# Information provided
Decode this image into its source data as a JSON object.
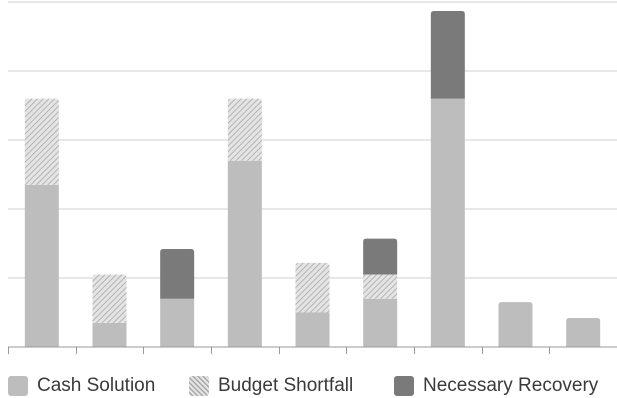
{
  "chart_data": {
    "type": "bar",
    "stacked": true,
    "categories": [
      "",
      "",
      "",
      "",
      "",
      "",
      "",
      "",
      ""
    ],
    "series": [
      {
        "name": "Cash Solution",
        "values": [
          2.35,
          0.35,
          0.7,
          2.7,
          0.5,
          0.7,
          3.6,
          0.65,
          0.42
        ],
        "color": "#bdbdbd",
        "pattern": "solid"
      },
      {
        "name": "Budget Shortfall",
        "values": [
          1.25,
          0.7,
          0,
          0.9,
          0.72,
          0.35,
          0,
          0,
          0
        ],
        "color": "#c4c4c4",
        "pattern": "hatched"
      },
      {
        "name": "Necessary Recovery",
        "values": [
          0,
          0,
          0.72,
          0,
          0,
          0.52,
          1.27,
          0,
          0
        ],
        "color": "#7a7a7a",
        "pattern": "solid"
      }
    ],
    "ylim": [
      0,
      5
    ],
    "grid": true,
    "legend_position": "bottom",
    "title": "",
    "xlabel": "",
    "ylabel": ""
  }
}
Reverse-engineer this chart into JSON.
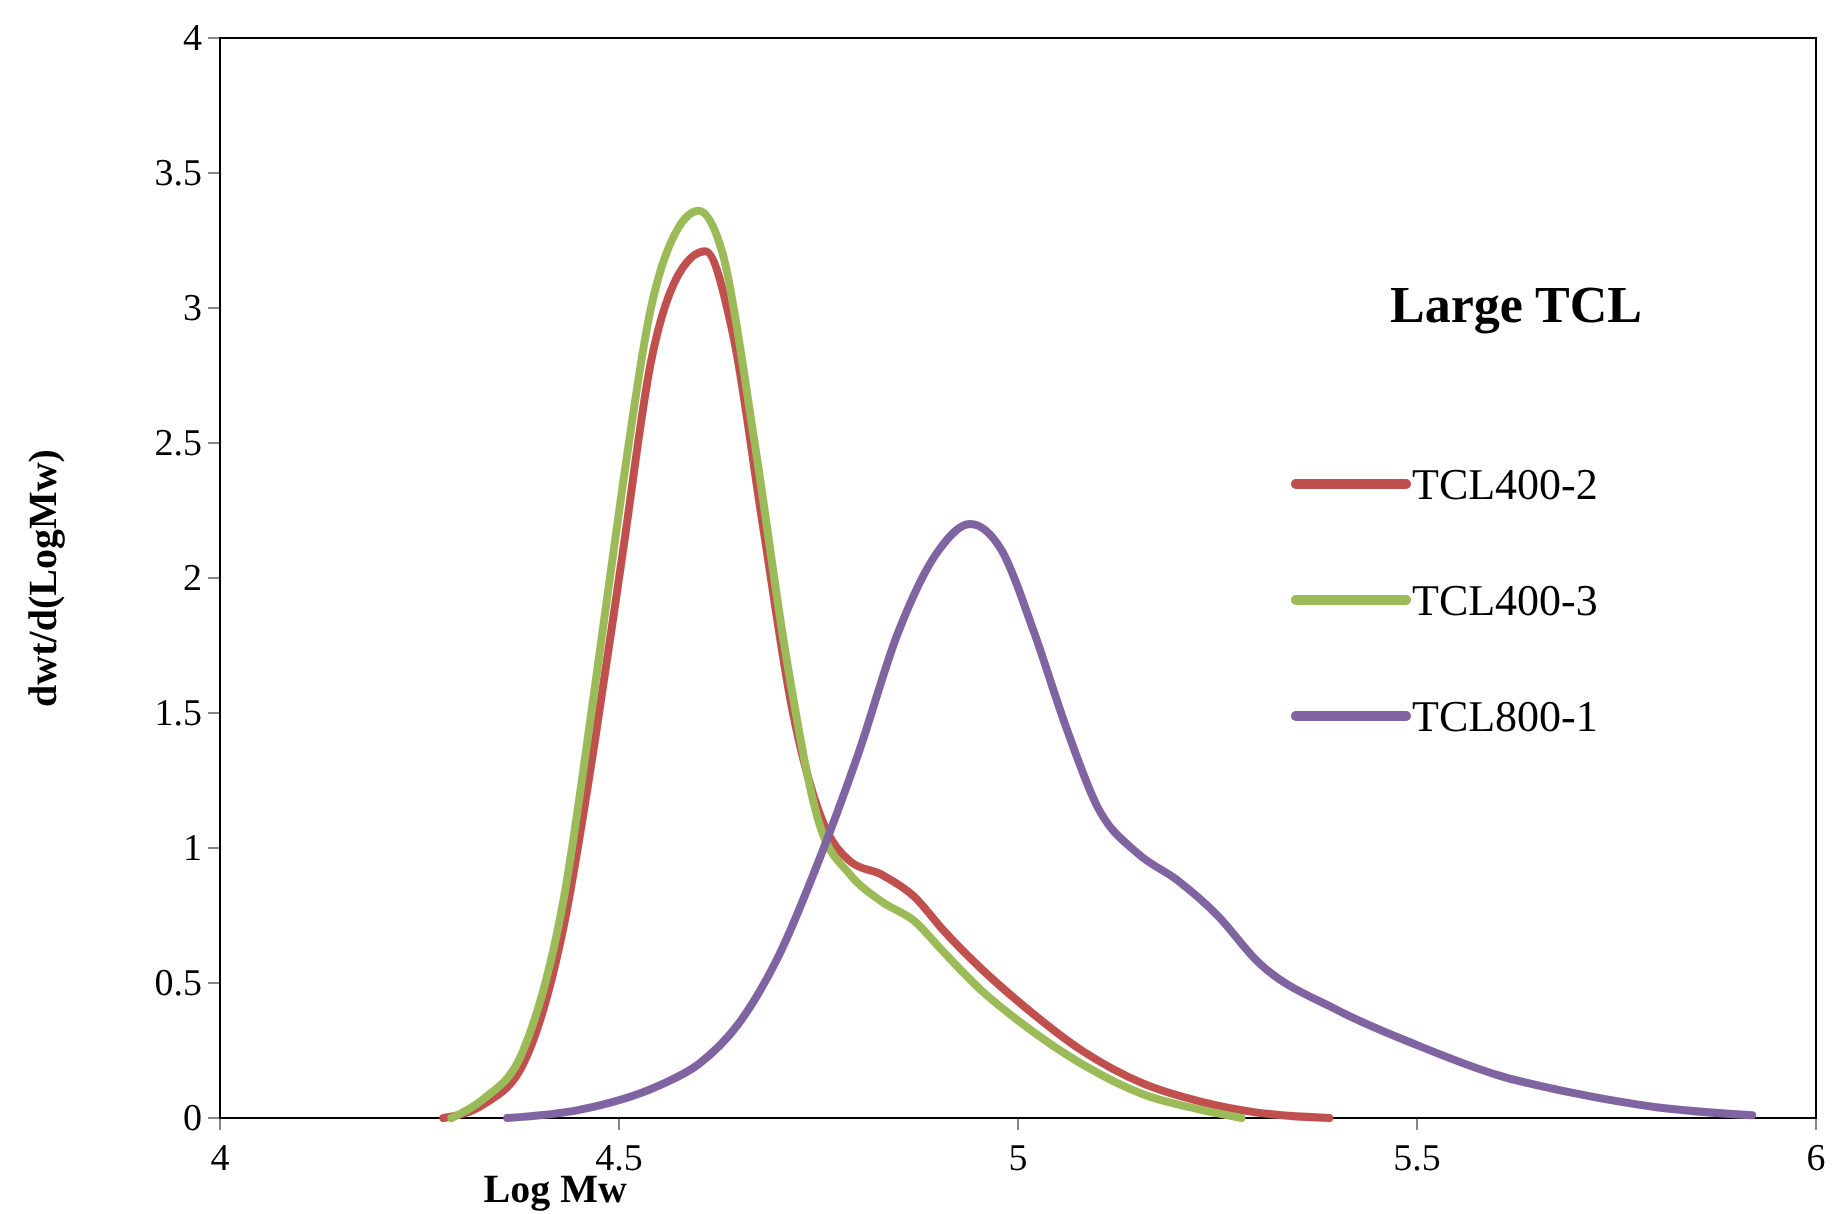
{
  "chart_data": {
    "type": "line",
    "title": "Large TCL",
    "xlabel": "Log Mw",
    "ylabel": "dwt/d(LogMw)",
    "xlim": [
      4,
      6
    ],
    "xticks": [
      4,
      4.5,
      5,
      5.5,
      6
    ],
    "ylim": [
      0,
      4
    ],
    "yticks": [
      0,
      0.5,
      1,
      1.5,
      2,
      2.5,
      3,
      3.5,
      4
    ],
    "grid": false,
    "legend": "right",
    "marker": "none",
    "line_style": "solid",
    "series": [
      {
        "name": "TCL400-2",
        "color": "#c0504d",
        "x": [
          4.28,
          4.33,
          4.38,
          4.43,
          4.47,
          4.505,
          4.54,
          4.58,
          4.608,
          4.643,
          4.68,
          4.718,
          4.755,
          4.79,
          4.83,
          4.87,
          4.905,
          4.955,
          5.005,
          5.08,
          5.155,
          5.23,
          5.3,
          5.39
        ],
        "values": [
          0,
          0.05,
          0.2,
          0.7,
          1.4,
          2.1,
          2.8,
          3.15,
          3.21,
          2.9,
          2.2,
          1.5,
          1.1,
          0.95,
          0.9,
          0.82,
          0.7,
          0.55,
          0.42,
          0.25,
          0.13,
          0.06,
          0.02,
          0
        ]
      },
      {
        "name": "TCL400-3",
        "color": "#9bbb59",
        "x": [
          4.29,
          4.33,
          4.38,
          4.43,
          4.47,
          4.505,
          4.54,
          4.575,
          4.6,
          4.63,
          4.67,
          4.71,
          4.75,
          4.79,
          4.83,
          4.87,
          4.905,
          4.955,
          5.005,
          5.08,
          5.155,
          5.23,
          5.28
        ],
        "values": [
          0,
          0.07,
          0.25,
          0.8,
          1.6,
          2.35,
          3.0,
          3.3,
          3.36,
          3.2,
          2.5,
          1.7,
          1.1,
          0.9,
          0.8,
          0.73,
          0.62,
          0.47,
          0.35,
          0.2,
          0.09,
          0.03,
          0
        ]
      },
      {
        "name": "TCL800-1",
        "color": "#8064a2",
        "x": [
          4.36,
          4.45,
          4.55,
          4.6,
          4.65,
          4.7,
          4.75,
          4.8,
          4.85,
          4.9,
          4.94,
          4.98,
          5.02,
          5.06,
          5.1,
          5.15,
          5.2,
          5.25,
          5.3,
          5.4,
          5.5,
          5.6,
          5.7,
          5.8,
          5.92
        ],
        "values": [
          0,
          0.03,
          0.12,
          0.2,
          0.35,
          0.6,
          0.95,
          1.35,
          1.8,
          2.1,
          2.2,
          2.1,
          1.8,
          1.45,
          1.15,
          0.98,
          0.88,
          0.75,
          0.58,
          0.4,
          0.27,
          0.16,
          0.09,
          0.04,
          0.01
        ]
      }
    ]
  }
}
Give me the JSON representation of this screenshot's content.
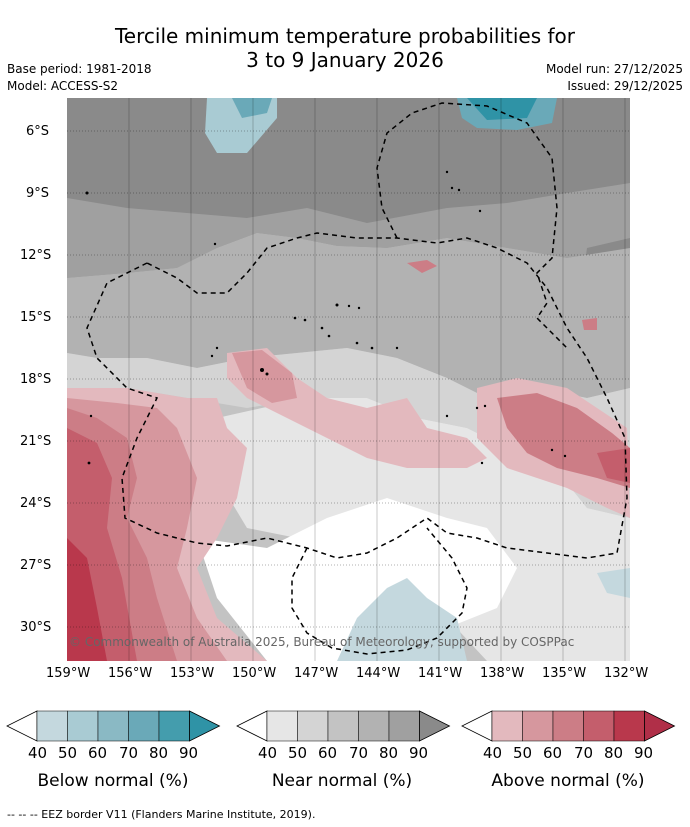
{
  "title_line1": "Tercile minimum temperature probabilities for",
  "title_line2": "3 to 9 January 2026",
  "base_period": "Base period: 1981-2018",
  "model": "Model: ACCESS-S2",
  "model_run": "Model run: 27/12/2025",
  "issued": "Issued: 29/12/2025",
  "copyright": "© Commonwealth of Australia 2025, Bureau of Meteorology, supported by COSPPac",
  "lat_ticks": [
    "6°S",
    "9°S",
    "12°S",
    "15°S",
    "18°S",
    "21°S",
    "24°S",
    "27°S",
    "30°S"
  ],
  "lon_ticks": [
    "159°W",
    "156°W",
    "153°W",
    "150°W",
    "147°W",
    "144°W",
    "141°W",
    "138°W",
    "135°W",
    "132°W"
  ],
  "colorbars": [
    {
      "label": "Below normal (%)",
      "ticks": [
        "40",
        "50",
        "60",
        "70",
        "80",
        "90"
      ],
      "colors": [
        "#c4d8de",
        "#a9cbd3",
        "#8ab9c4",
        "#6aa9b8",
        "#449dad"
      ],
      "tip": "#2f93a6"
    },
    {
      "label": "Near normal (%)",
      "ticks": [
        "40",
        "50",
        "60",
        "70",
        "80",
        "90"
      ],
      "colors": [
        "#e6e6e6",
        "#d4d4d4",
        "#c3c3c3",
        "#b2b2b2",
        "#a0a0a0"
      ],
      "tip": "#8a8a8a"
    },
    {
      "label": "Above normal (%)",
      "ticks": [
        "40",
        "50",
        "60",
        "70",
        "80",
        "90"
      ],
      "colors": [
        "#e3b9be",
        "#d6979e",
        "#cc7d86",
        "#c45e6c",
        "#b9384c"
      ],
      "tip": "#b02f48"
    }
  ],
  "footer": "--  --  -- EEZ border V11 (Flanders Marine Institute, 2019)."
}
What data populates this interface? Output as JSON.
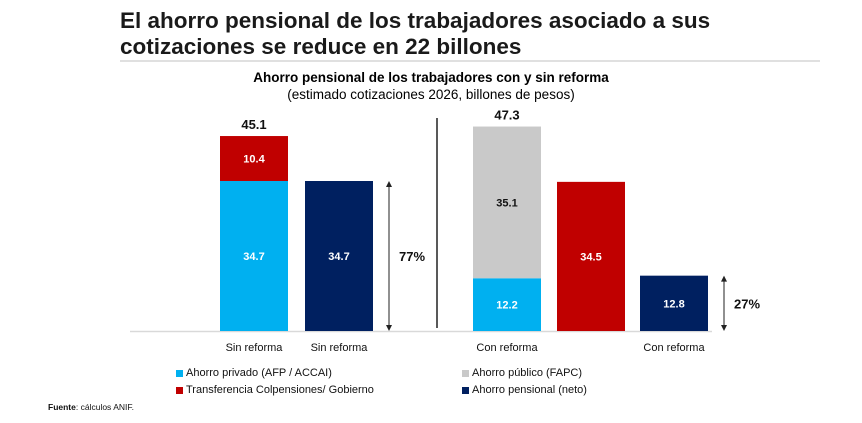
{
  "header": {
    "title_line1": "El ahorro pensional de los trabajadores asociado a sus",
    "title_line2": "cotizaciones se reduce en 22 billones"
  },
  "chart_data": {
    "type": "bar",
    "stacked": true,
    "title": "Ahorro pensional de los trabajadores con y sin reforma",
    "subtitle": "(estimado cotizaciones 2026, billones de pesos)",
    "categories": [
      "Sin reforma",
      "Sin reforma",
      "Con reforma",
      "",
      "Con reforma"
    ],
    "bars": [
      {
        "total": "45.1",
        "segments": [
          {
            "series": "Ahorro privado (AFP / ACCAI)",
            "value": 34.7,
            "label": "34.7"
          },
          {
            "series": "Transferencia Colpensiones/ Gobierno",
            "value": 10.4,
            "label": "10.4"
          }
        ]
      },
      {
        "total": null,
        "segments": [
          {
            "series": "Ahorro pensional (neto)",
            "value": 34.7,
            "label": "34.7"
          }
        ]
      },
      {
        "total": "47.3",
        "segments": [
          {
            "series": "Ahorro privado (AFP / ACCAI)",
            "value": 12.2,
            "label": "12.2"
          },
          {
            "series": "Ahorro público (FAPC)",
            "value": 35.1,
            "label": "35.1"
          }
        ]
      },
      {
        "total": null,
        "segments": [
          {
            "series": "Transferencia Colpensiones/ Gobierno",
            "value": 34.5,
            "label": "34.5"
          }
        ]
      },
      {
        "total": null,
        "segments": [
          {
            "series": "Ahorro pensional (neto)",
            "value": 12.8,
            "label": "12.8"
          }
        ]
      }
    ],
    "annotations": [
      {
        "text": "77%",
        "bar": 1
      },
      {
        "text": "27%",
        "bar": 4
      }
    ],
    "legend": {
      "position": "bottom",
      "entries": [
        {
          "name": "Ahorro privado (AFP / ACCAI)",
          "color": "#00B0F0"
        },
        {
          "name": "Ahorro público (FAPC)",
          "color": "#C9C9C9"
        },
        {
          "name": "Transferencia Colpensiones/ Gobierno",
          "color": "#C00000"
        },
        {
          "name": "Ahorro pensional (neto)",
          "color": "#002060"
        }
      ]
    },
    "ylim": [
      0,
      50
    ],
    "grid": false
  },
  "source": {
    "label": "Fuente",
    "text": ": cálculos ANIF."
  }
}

# Written task
Read the lines above. Gather those in which the string "this" is found.

# The result
Decode this image into its source data as a JSON object.
Reverse-engineer this chart into JSON.
Give me the JSON representation of this screenshot's content.
What data populates this interface? Output as JSON.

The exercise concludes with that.